— start Data supplied —

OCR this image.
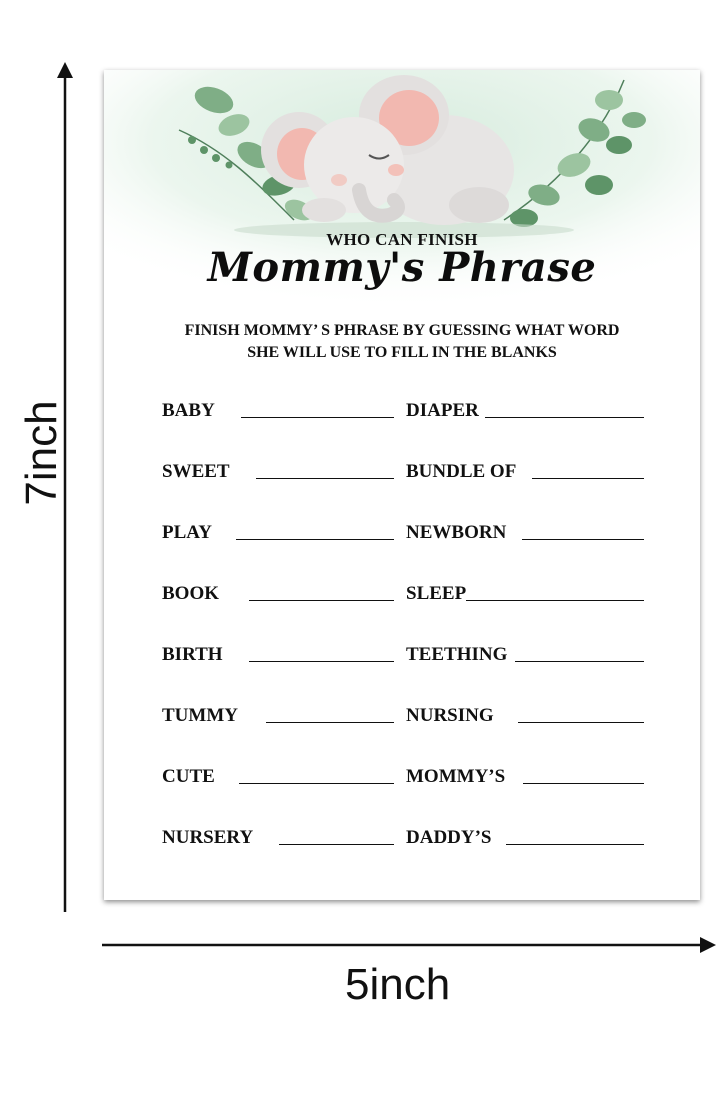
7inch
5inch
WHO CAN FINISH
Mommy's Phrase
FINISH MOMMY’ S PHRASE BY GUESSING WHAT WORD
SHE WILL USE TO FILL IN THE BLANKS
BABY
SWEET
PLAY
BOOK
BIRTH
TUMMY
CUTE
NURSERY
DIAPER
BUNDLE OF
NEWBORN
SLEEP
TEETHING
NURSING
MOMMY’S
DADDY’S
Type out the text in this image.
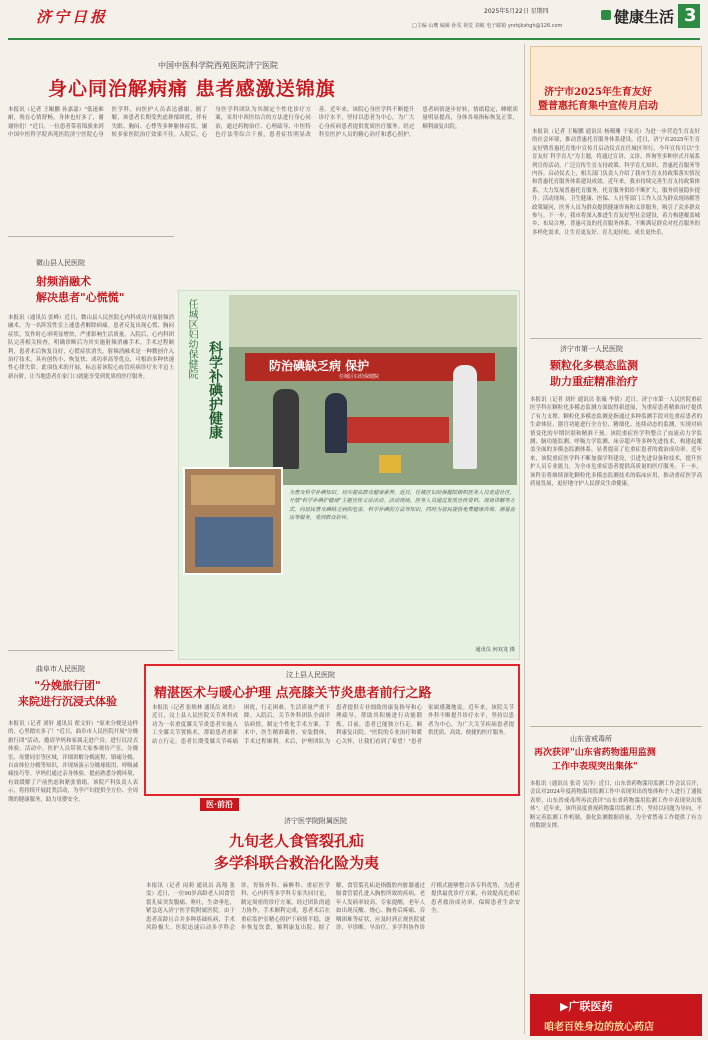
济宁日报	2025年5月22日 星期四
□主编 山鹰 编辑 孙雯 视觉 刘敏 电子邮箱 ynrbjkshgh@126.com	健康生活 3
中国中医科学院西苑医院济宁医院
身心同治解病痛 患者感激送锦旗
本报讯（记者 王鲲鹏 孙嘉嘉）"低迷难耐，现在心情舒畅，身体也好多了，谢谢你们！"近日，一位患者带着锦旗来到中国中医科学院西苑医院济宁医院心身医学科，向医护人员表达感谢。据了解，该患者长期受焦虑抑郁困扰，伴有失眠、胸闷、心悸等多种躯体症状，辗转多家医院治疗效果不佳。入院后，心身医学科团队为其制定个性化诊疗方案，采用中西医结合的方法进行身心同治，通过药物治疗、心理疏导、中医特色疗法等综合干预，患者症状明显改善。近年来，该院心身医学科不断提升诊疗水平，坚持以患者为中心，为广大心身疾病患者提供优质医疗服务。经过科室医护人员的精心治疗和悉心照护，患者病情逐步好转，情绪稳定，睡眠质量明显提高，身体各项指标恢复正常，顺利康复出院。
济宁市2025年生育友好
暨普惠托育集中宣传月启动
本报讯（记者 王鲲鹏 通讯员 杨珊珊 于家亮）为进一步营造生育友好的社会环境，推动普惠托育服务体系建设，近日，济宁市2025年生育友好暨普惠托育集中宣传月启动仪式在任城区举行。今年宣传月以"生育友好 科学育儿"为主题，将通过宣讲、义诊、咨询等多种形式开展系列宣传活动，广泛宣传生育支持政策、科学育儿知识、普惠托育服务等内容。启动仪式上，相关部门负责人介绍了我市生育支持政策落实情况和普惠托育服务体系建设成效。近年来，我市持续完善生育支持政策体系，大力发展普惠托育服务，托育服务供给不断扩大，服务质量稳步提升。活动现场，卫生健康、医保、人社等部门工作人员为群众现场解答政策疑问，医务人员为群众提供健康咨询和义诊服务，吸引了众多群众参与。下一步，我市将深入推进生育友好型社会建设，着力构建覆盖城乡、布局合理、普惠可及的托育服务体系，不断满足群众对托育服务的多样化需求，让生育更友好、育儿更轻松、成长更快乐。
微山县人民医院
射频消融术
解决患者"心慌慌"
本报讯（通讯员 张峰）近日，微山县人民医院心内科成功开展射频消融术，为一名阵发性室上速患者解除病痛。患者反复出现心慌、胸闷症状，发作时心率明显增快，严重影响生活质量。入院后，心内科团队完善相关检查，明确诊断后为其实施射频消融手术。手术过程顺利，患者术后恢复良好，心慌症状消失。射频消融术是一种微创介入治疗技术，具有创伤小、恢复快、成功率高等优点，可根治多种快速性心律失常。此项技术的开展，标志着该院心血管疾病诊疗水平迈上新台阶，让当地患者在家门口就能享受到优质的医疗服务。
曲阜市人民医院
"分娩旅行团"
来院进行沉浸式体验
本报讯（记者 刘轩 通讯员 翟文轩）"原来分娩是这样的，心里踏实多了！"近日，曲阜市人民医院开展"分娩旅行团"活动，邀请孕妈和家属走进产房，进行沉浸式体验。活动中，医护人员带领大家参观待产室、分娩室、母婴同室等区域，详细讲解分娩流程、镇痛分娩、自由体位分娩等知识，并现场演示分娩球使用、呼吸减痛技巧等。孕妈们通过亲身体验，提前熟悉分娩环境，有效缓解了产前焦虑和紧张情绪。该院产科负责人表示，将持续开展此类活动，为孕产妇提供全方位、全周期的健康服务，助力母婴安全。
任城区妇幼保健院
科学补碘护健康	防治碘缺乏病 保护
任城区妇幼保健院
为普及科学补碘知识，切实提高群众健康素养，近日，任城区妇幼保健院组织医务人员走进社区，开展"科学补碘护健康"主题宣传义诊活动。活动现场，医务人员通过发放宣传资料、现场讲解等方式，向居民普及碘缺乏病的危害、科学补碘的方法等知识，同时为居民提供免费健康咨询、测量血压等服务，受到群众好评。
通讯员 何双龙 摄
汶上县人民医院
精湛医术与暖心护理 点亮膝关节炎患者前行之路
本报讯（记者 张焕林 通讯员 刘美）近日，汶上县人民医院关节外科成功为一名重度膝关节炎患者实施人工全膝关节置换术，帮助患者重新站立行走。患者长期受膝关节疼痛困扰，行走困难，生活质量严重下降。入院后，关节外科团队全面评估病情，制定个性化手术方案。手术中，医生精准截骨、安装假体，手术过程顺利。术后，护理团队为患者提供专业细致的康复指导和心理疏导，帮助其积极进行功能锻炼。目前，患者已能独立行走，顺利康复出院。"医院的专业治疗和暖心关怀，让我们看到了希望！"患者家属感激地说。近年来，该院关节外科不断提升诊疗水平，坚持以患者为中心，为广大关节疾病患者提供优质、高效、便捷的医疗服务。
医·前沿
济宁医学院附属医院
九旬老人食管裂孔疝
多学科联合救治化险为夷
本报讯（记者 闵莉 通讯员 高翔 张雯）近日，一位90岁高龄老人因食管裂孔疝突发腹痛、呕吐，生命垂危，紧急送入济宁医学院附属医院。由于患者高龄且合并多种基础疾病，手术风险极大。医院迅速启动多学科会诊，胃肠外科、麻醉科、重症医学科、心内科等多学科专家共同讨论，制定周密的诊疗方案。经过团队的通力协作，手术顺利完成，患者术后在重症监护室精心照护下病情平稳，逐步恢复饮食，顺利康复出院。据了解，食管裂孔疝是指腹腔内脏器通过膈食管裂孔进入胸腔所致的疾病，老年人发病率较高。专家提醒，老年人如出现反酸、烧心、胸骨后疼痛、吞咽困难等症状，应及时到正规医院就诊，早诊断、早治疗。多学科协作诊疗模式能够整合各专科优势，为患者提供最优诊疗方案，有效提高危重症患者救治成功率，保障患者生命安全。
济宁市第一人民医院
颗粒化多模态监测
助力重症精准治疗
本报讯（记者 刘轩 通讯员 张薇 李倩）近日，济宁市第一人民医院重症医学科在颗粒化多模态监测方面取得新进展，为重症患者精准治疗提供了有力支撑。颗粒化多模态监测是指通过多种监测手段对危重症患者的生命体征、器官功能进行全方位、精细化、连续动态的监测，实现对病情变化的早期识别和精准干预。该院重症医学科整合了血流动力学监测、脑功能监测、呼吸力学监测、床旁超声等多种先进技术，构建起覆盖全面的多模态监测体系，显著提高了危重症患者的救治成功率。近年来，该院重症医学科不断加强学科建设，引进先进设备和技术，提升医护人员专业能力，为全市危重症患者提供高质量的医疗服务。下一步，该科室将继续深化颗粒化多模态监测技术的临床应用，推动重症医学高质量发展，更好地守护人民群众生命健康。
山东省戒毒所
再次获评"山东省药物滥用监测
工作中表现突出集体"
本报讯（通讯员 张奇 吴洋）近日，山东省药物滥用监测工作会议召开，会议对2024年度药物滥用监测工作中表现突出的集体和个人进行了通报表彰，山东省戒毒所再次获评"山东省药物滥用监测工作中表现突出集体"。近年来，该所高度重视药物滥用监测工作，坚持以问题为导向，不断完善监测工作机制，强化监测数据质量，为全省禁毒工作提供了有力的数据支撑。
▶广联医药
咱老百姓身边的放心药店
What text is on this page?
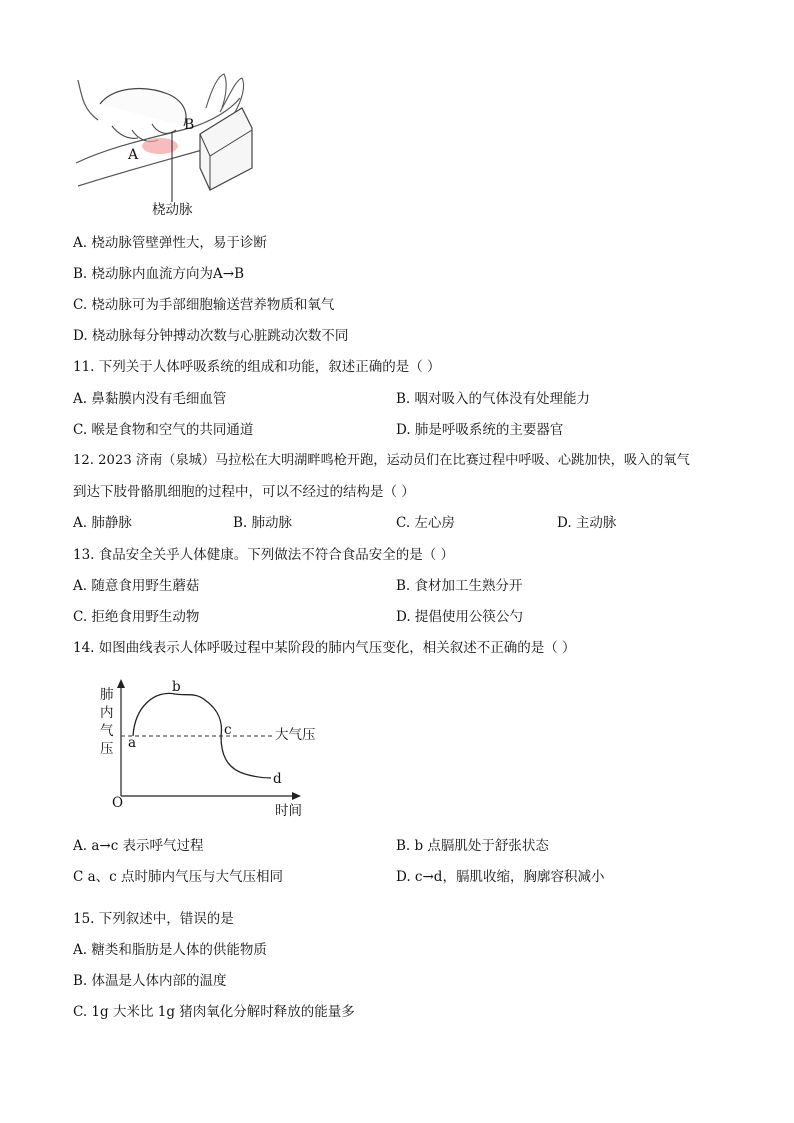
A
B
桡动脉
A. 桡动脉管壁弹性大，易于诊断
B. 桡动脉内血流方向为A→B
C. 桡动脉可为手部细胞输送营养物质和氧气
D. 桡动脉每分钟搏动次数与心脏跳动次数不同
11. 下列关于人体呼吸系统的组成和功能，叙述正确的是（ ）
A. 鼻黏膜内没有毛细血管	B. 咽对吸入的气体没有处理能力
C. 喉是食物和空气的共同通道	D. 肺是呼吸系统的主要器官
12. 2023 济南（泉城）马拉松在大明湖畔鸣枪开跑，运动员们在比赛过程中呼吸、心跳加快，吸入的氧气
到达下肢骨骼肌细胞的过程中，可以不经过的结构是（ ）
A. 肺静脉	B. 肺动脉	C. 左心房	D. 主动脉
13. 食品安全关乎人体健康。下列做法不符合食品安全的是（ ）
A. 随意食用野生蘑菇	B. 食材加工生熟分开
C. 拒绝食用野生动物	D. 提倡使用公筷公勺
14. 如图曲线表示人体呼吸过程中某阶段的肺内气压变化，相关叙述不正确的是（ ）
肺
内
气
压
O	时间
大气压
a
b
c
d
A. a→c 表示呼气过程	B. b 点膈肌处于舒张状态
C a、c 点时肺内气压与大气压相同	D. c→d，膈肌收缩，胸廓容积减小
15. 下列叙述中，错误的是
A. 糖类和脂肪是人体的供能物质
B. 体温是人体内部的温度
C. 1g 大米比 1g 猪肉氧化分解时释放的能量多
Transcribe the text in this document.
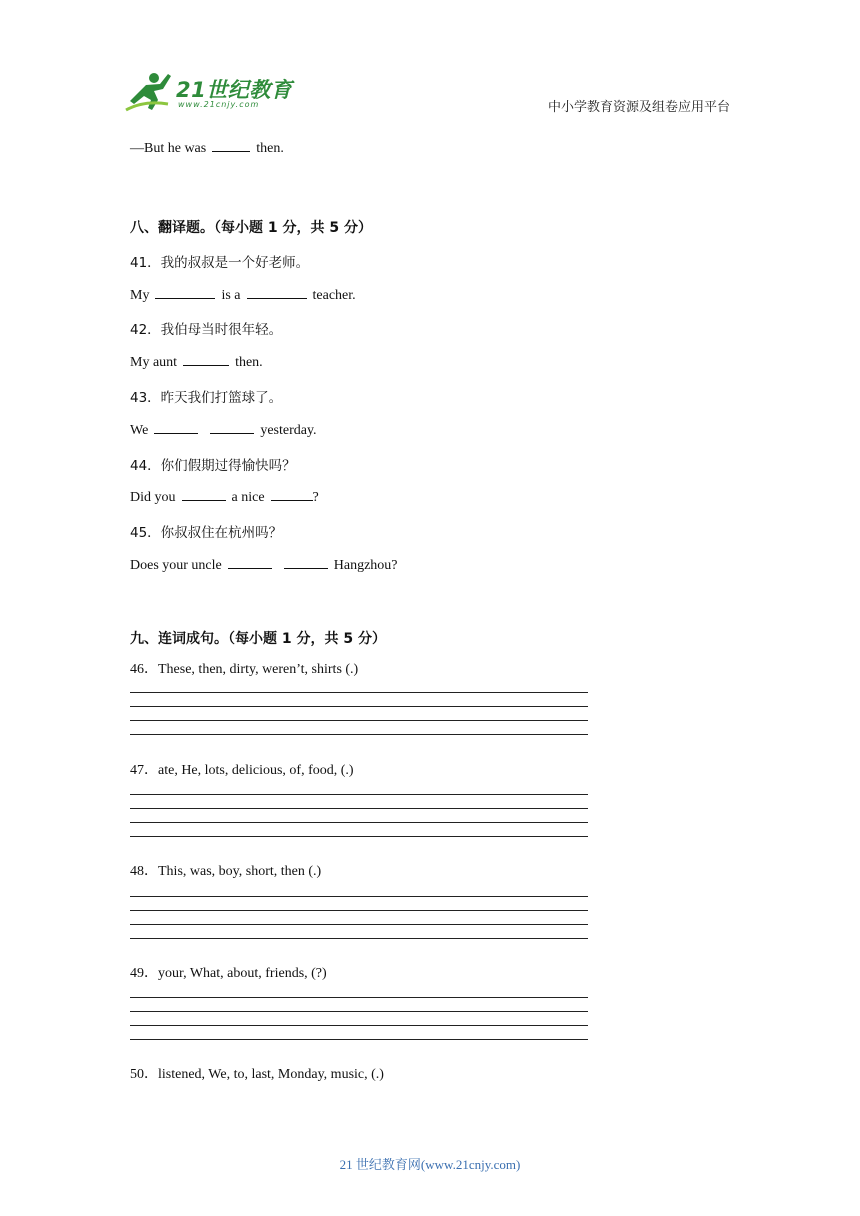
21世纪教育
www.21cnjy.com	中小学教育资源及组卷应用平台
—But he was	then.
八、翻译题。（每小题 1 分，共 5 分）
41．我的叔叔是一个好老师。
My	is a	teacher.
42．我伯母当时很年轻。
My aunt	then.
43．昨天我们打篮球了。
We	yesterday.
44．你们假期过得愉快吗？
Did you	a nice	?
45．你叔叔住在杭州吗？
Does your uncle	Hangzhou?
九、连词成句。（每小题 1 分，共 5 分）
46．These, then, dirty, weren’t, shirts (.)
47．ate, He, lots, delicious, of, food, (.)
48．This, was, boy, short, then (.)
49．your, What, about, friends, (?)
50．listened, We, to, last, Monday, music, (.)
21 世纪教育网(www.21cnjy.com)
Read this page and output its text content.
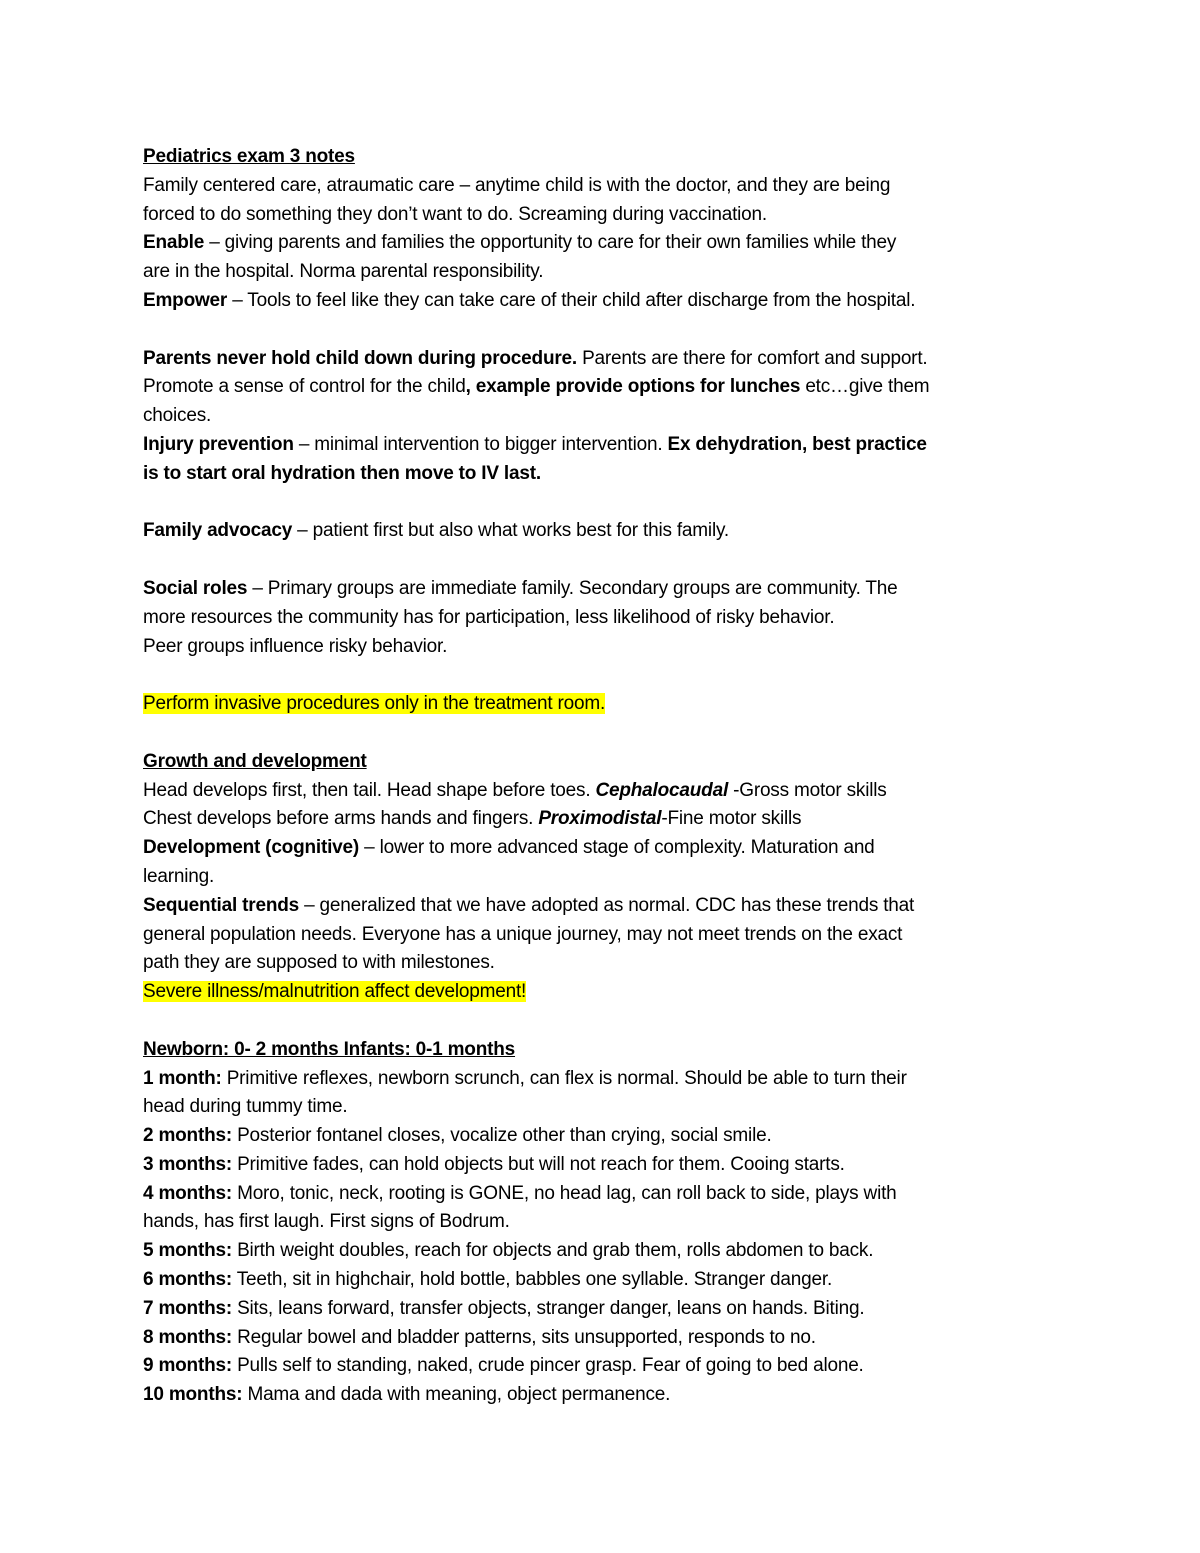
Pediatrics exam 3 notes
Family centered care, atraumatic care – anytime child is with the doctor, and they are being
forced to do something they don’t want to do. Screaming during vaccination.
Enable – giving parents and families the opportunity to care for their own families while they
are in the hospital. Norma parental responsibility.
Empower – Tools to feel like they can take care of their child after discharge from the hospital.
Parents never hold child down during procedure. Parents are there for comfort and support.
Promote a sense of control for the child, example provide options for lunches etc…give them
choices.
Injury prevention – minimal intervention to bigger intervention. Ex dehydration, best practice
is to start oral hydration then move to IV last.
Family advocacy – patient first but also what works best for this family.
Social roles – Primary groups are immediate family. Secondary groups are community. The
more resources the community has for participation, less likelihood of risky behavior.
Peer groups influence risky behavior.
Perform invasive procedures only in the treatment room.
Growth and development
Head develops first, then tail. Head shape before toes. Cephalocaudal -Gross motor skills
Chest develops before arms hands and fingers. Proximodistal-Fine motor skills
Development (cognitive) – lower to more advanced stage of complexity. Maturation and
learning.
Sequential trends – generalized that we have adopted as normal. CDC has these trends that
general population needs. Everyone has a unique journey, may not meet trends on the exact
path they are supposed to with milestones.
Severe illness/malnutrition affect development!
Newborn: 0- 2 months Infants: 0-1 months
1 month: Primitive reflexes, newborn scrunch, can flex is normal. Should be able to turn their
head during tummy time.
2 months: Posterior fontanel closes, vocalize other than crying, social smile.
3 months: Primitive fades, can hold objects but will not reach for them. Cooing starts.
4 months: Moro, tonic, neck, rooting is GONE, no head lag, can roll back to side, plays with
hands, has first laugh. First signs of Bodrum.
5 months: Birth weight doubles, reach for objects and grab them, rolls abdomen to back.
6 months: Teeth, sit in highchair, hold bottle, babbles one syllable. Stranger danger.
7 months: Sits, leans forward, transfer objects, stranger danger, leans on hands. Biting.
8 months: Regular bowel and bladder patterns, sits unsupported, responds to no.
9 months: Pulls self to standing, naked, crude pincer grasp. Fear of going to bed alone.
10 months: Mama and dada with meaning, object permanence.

— end Data supplied —

### What the exercise asks
Copy each line of the records containing the string "before".

### Expected answer
Head develops first, then tail. Head shape before toes. Cephalocaudal -Gross motor skills
Chest develops before arms hands and fingers. Proximodistal-Fine motor skills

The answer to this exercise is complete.